### What you should do
Could you print the material below verbatim, keeping every line unchanged and in its original order?

### Dataset rows
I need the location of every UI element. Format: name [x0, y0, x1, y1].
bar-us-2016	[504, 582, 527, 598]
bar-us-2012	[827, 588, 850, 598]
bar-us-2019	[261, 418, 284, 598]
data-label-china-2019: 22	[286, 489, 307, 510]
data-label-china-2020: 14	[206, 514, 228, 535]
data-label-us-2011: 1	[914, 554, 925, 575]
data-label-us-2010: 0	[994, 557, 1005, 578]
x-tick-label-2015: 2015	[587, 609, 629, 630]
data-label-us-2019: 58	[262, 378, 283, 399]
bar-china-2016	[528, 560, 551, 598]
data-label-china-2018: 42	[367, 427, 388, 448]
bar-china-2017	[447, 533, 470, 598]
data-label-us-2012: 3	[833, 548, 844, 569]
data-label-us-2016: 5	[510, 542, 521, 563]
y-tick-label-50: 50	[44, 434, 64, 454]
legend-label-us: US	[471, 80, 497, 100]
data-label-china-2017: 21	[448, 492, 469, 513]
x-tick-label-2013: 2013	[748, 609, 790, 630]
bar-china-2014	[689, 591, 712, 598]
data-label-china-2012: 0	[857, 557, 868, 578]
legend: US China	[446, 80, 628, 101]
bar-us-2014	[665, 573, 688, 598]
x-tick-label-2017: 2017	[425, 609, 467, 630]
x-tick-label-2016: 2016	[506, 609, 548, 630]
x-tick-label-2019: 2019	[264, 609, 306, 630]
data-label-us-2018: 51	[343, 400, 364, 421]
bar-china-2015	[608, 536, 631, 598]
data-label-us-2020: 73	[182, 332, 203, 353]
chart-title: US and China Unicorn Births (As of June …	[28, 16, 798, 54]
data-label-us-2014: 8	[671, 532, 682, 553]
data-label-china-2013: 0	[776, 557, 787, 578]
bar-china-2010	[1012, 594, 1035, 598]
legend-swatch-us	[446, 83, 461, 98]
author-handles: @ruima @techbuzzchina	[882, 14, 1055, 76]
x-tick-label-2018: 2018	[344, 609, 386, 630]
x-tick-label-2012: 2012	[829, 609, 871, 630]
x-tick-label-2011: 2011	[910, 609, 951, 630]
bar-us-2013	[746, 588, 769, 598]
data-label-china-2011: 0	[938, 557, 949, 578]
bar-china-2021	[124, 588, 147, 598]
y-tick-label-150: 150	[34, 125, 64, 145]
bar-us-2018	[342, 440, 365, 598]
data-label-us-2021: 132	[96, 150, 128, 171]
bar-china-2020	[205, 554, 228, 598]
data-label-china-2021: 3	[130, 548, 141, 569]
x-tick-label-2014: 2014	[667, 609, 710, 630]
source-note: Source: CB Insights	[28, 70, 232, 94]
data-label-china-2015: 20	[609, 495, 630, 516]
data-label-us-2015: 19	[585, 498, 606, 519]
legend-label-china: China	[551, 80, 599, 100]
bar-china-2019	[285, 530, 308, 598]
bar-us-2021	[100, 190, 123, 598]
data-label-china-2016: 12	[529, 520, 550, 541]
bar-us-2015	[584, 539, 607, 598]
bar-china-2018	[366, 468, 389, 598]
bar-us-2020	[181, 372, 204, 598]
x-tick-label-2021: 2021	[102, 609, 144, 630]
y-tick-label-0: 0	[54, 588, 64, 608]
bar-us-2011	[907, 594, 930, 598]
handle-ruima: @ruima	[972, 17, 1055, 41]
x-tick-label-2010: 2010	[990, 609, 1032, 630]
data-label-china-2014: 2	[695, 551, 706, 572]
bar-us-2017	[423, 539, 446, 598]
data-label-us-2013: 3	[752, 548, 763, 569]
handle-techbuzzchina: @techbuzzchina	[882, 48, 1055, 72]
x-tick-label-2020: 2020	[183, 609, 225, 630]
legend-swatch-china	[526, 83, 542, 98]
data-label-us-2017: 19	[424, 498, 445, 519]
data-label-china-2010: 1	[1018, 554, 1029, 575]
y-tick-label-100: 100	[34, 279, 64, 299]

### Result of the task
I need the location of every UI element. Format: name [x0, y0, x1, y1].
bar-us-2016	[504, 582, 527, 598]
bar-us-2012	[827, 588, 850, 598]
bar-us-2019	[261, 418, 284, 598]
data-label-china-2019: 22	[286, 489, 307, 510]
data-label-china-2020: 14	[206, 514, 228, 535]
data-label-us-2011: 1	[914, 554, 925, 575]
data-label-us-2010: 0	[994, 557, 1005, 578]
x-tick-label-2015: 2015	[587, 609, 629, 630]
data-label-us-2019: 58	[262, 378, 283, 399]
bar-china-2016	[528, 560, 551, 598]
data-label-china-2018: 42	[367, 427, 388, 448]
bar-china-2017	[447, 533, 470, 598]
data-label-us-2012: 3	[833, 548, 844, 569]
data-label-us-2016: 5	[510, 542, 521, 563]
y-tick-label-50: 50	[44, 434, 64, 454]
legend-label-us: US	[471, 80, 497, 100]
data-label-china-2017: 21	[448, 492, 469, 513]
x-tick-label-2013: 2013	[748, 609, 790, 630]
bar-china-2014	[689, 591, 712, 598]
data-label-china-2012: 0	[857, 557, 868, 578]
legend: US China	[446, 80, 628, 101]
bar-us-2014	[665, 573, 688, 598]
x-tick-label-2017: 2017	[425, 609, 467, 630]
x-tick-label-2016: 2016	[506, 609, 548, 630]
x-tick-label-2019: 2019	[264, 609, 306, 630]
data-label-us-2018: 51	[343, 400, 364, 421]
bar-china-2015	[608, 536, 631, 598]
data-label-us-2020: 73	[182, 332, 203, 353]
chart-title: US and China Unicorn Births (As of June …	[28, 16, 798, 54]
data-label-us-2014: 8	[671, 532, 682, 553]
data-label-china-2013: 0	[776, 557, 787, 578]
bar-china-2010	[1012, 594, 1035, 598]
legend-swatch-us	[446, 83, 461, 98]
author-handles: @ruima @techbuzzchina	[882, 14, 1055, 76]
x-tick-label-2018: 2018	[344, 609, 386, 630]
x-tick-label-2012: 2012	[829, 609, 871, 630]
x-tick-label-2011: 2011	[910, 609, 951, 630]
bar-us-2013	[746, 588, 769, 598]
data-label-china-2011: 0	[938, 557, 949, 578]
bar-china-2021	[124, 588, 147, 598]
y-tick-label-150: 150	[34, 125, 64, 145]
bar-us-2018	[342, 440, 365, 598]
data-label-us-2021: 132	[96, 150, 128, 171]
bar-china-2020	[205, 554, 228, 598]
data-label-china-2021: 3	[130, 548, 141, 569]
x-tick-label-2014: 2014	[667, 609, 710, 630]
source-note: Source: CB Insights	[28, 70, 232, 94]
data-label-china-2015: 20	[609, 495, 630, 516]
data-label-us-2015: 19	[585, 498, 606, 519]
legend-label-china: China	[551, 80, 599, 100]
bar-china-2019	[285, 530, 308, 598]
bar-us-2021	[100, 190, 123, 598]
data-label-china-2016: 12	[529, 520, 550, 541]
bar-us-2015	[584, 539, 607, 598]
bar-china-2018	[366, 468, 389, 598]
bar-us-2020	[181, 372, 204, 598]
x-tick-label-2021: 2021	[102, 609, 144, 630]
y-tick-label-0: 0	[54, 588, 64, 608]
bar-us-2011	[907, 594, 930, 598]
handle-ruima: @ruima	[972, 17, 1055, 41]
x-tick-label-2010: 2010	[990, 609, 1032, 630]
data-label-china-2014: 2	[695, 551, 706, 572]
bar-us-2017	[423, 539, 446, 598]
data-label-us-2013: 3	[752, 548, 763, 569]
handle-techbuzzchina: @techbuzzchina	[882, 48, 1055, 72]
x-tick-label-2020: 2020	[183, 609, 225, 630]
legend-swatch-china	[526, 83, 542, 98]
data-label-us-2017: 19	[424, 498, 445, 519]
data-label-china-2010: 1	[1018, 554, 1029, 575]
y-tick-label-100: 100	[34, 279, 64, 299]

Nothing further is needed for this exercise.